SET EXERCISE:
Reproduce the records below in full, substituting "wind-arrow" for every occurrence of "wind-vector" and leaving all other text unchanged.

Saved data entries:
____________

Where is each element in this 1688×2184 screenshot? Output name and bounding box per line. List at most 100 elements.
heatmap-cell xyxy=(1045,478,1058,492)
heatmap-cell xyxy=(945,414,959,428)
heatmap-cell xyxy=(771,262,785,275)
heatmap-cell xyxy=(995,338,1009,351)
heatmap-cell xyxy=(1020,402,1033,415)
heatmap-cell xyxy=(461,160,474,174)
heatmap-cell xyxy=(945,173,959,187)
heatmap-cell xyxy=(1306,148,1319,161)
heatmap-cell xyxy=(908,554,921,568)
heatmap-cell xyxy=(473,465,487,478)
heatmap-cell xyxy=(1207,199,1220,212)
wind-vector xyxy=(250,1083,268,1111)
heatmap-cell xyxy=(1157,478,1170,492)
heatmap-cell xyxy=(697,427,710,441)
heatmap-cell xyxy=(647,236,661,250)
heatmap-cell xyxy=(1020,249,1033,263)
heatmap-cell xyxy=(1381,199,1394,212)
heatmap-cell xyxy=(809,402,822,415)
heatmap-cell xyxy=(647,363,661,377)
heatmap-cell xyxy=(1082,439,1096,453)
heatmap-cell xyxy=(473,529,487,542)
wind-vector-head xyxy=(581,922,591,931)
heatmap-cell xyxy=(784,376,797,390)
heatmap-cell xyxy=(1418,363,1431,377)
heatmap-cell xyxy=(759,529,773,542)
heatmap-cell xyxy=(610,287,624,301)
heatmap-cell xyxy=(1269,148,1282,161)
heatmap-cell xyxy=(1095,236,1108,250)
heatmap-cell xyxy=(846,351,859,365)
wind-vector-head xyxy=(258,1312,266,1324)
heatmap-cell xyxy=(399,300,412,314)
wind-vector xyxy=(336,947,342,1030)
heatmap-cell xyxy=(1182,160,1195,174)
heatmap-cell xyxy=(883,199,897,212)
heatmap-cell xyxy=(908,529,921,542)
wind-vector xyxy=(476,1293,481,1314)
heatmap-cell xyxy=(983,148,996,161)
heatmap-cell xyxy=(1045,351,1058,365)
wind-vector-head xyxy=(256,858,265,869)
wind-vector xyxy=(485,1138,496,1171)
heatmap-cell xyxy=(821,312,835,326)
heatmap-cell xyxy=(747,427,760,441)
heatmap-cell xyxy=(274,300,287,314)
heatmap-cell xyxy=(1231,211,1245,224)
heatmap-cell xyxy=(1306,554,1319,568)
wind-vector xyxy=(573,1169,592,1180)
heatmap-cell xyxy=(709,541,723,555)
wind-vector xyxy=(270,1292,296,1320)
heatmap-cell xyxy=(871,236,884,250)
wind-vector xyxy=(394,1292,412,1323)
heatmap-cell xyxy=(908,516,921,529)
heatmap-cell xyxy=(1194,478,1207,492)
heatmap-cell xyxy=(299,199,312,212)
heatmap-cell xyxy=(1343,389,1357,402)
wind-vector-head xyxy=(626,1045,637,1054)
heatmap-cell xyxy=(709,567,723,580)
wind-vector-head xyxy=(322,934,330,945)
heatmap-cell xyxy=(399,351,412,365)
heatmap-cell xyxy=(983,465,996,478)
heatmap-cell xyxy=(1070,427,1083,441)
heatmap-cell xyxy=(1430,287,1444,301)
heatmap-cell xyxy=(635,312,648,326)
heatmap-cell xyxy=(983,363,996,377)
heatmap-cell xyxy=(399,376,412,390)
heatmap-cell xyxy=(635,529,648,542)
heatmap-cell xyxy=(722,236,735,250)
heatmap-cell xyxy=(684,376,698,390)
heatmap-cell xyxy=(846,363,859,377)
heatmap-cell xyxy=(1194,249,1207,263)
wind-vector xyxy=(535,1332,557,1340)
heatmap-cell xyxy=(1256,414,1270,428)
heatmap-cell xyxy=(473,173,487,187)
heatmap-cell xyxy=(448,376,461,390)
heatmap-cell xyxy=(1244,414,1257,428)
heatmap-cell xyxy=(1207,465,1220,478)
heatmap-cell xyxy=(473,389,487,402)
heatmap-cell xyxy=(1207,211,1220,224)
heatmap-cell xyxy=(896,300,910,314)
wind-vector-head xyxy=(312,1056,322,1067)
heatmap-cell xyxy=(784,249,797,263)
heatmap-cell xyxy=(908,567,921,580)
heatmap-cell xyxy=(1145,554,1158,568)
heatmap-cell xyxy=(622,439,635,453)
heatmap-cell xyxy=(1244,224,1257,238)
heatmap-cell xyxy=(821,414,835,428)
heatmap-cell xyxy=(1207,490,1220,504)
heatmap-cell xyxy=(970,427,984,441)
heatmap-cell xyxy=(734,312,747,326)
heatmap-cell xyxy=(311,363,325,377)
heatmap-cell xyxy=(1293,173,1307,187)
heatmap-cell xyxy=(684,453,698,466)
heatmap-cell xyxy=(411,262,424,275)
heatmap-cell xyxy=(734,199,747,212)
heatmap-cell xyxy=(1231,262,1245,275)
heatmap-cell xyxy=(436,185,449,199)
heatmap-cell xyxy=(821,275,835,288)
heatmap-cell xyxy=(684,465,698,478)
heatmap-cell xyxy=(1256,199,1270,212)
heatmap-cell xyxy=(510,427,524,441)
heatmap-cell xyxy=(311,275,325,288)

____________

REPLY TO THE EXERCISE:
Where is each element in this 1688×2184 screenshot? Output name and bounding box per line. List at most 100 elements.
heatmap-cell xyxy=(1045,478,1058,492)
heatmap-cell xyxy=(945,414,959,428)
heatmap-cell xyxy=(771,262,785,275)
heatmap-cell xyxy=(995,338,1009,351)
heatmap-cell xyxy=(1020,402,1033,415)
heatmap-cell xyxy=(461,160,474,174)
heatmap-cell xyxy=(945,173,959,187)
heatmap-cell xyxy=(1306,148,1319,161)
heatmap-cell xyxy=(908,554,921,568)
heatmap-cell xyxy=(473,465,487,478)
heatmap-cell xyxy=(1207,199,1220,212)
wind-arrow xyxy=(250,1083,268,1111)
heatmap-cell xyxy=(1157,478,1170,492)
heatmap-cell xyxy=(697,427,710,441)
heatmap-cell xyxy=(647,236,661,250)
heatmap-cell xyxy=(1020,249,1033,263)
heatmap-cell xyxy=(1381,199,1394,212)
heatmap-cell xyxy=(809,402,822,415)
heatmap-cell xyxy=(647,363,661,377)
heatmap-cell xyxy=(1082,439,1096,453)
heatmap-cell xyxy=(473,529,487,542)
wind-arrow-head xyxy=(581,922,591,931)
heatmap-cell xyxy=(784,376,797,390)
heatmap-cell xyxy=(1418,363,1431,377)
heatmap-cell xyxy=(759,529,773,542)
heatmap-cell xyxy=(610,287,624,301)
heatmap-cell xyxy=(1269,148,1282,161)
heatmap-cell xyxy=(1095,236,1108,250)
heatmap-cell xyxy=(846,351,859,365)
wind-arrow-head xyxy=(258,1312,266,1324)
heatmap-cell xyxy=(399,300,412,314)
wind-arrow xyxy=(336,947,342,1030)
heatmap-cell xyxy=(1182,160,1195,174)
heatmap-cell xyxy=(883,199,897,212)
heatmap-cell xyxy=(908,529,921,542)
wind-arrow xyxy=(476,1293,481,1314)
heatmap-cell xyxy=(983,148,996,161)
heatmap-cell xyxy=(1045,351,1058,365)
wind-arrow-head xyxy=(256,858,265,869)
wind-arrow xyxy=(485,1138,496,1171)
heatmap-cell xyxy=(821,312,835,326)
heatmap-cell xyxy=(747,427,760,441)
heatmap-cell xyxy=(274,300,287,314)
heatmap-cell xyxy=(1231,211,1245,224)
heatmap-cell xyxy=(1306,554,1319,568)
wind-arrow xyxy=(573,1169,592,1180)
heatmap-cell xyxy=(709,541,723,555)
wind-arrow xyxy=(270,1292,296,1320)
heatmap-cell xyxy=(871,236,884,250)
wind-arrow xyxy=(394,1292,412,1323)
heatmap-cell xyxy=(908,516,921,529)
heatmap-cell xyxy=(1194,478,1207,492)
heatmap-cell xyxy=(299,199,312,212)
heatmap-cell xyxy=(1343,389,1357,402)
wind-arrow-head xyxy=(626,1045,637,1054)
heatmap-cell xyxy=(709,567,723,580)
wind-arrow-head xyxy=(322,934,330,945)
heatmap-cell xyxy=(399,351,412,365)
heatmap-cell xyxy=(983,465,996,478)
heatmap-cell xyxy=(1070,427,1083,441)
heatmap-cell xyxy=(1430,287,1444,301)
heatmap-cell xyxy=(635,312,648,326)
heatmap-cell xyxy=(983,363,996,377)
heatmap-cell xyxy=(399,376,412,390)
heatmap-cell xyxy=(635,529,648,542)
heatmap-cell xyxy=(722,236,735,250)
heatmap-cell xyxy=(684,376,698,390)
heatmap-cell xyxy=(846,363,859,377)
heatmap-cell xyxy=(1194,249,1207,263)
wind-arrow xyxy=(535,1332,557,1340)
heatmap-cell xyxy=(1256,414,1270,428)
heatmap-cell xyxy=(473,173,487,187)
heatmap-cell xyxy=(448,376,461,390)
heatmap-cell xyxy=(1244,414,1257,428)
heatmap-cell xyxy=(1207,465,1220,478)
heatmap-cell xyxy=(473,389,487,402)
heatmap-cell xyxy=(1207,211,1220,224)
heatmap-cell xyxy=(896,300,910,314)
wind-arrow-head xyxy=(312,1056,322,1067)
heatmap-cell xyxy=(784,249,797,263)
heatmap-cell xyxy=(908,567,921,580)
heatmap-cell xyxy=(1145,554,1158,568)
heatmap-cell xyxy=(622,439,635,453)
heatmap-cell xyxy=(1244,224,1257,238)
heatmap-cell xyxy=(821,414,835,428)
heatmap-cell xyxy=(1207,490,1220,504)
heatmap-cell xyxy=(970,427,984,441)
heatmap-cell xyxy=(734,312,747,326)
heatmap-cell xyxy=(311,363,325,377)
heatmap-cell xyxy=(1293,173,1307,187)
heatmap-cell xyxy=(684,453,698,466)
heatmap-cell xyxy=(411,262,424,275)
heatmap-cell xyxy=(734,199,747,212)
heatmap-cell xyxy=(1231,262,1245,275)
heatmap-cell xyxy=(436,185,449,199)
heatmap-cell xyxy=(821,275,835,288)
heatmap-cell xyxy=(684,465,698,478)
heatmap-cell xyxy=(1256,199,1270,212)
heatmap-cell xyxy=(510,427,524,441)
heatmap-cell xyxy=(311,275,325,288)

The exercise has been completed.